Directions for this task -
Locate each line with the string "величина" in the listing below and copy it.

Records from a collection -
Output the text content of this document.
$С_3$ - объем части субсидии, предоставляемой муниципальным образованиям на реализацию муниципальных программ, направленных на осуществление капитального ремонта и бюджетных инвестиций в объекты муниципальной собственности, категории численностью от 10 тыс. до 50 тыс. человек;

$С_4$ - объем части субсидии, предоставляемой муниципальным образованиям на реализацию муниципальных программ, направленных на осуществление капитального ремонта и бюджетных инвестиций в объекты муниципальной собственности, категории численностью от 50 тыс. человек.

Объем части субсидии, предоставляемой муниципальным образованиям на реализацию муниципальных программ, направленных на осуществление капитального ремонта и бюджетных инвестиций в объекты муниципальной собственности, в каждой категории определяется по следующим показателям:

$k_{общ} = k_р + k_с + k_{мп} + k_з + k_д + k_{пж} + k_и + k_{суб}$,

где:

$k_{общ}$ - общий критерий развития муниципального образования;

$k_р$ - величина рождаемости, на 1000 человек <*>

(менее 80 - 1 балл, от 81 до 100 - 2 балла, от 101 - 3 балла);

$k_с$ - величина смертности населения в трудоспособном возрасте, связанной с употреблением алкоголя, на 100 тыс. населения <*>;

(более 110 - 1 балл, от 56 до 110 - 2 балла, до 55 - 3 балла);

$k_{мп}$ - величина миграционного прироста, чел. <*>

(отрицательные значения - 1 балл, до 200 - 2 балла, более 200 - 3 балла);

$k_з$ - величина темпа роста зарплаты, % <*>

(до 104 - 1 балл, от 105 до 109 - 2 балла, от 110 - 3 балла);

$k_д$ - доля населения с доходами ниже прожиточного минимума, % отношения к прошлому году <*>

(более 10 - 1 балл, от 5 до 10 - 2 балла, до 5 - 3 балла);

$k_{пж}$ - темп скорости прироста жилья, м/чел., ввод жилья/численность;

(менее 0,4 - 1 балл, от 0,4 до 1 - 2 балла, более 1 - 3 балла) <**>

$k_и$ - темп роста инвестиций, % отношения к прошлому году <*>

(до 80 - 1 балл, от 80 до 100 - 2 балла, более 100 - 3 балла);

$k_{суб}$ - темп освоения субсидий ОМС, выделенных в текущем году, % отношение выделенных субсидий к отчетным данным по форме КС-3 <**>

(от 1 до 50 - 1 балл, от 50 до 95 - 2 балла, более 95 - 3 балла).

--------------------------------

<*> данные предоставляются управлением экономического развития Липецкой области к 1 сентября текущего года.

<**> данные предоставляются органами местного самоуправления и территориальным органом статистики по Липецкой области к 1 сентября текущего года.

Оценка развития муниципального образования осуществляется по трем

Answer -
$k_р$ - величина рождаемости, на 1000 человек <*>
$k_с$ - величина смертности населения в трудоспособном возрасте, связанной с употреблением алкоголя, на 100 тыс. населения <*>;
$k_{мп}$ - величина миграционного прироста, чел. <*>
$k_з$ - величина темпа роста зарплаты, % <*>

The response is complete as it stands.